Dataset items
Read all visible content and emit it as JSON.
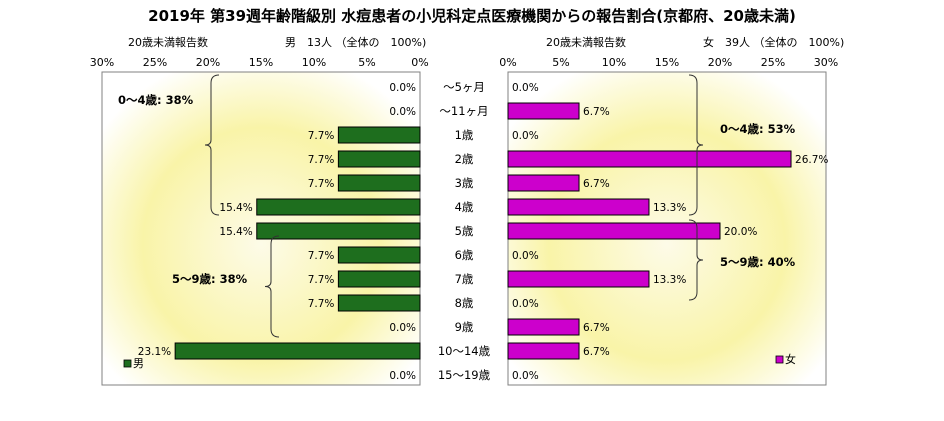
{
  "title": "2019年 第39週年齢階級別 水痘患者の小児科定点医療機関からの報告割合(京都府、20歳未満)",
  "chart_data": [
    {
      "type": "bar",
      "orientation": "horizontal",
      "direction": "right-to-left",
      "header_left": "20歳未満報告数",
      "header_right": "男　13人 （全体の　100%)",
      "categories": [
        "～5ヶ月",
        "～11ヶ月",
        "1歳",
        "2歳",
        "3歳",
        "4歳",
        "5歳",
        "6歳",
        "7歳",
        "8歳",
        "9歳",
        "10～14歳",
        "15～19歳"
      ],
      "series": [
        {
          "name": "男",
          "color": "#1e6e1e",
          "values": [
            0.0,
            0.0,
            7.7,
            7.7,
            7.7,
            15.4,
            15.4,
            7.7,
            7.7,
            7.7,
            0.0,
            23.1,
            0.0
          ],
          "labels": [
            "0.0%",
            "0.0%",
            "7.7%",
            "7.7%",
            "7.7%",
            "15.4%",
            "15.4%",
            "7.7%",
            "7.7%",
            "7.7%",
            "0.0%",
            "23.1%",
            "0.0%"
          ]
        }
      ],
      "xlim": [
        0,
        30
      ],
      "xticks": [
        "30%",
        "25%",
        "20%",
        "15%",
        "10%",
        "5%",
        "0%"
      ],
      "annotations": [
        "0～4歳: 38%",
        "5～9歳: 38%"
      ],
      "legend": "bottom-left"
    },
    {
      "type": "bar",
      "orientation": "horizontal",
      "direction": "left-to-right",
      "header_left": "20歳未満報告数",
      "header_right": "女　39人 （全体の　100%)",
      "categories": [
        "～5ヶ月",
        "～11ヶ月",
        "1歳",
        "2歳",
        "3歳",
        "4歳",
        "5歳",
        "6歳",
        "7歳",
        "8歳",
        "9歳",
        "10～14歳",
        "15～19歳"
      ],
      "series": [
        {
          "name": "女",
          "color": "#cc00cc",
          "values": [
            0.0,
            6.7,
            0.0,
            26.7,
            6.7,
            13.3,
            20.0,
            0.0,
            13.3,
            0.0,
            6.7,
            6.7,
            0.0
          ],
          "labels": [
            "0.0%",
            "6.7%",
            "0.0%",
            "26.7%",
            "6.7%",
            "13.3%",
            "20.0%",
            "0.0%",
            "13.3%",
            "0.0%",
            "6.7%",
            "6.7%",
            "0.0%"
          ]
        }
      ],
      "xlim": [
        0,
        30
      ],
      "xticks": [
        "0%",
        "5%",
        "10%",
        "15%",
        "20%",
        "25%",
        "30%"
      ],
      "annotations": [
        "0～4歳: 53%",
        "5～9歳: 40%"
      ],
      "legend": "bottom-right"
    }
  ]
}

# THE REQUEST
Scan the material above for the word "bottom". Copy each line where it occurs.

# SOLUTION TO THE PROBLEM
      "legend": "bottom-left"
      "legend": "bottom-right"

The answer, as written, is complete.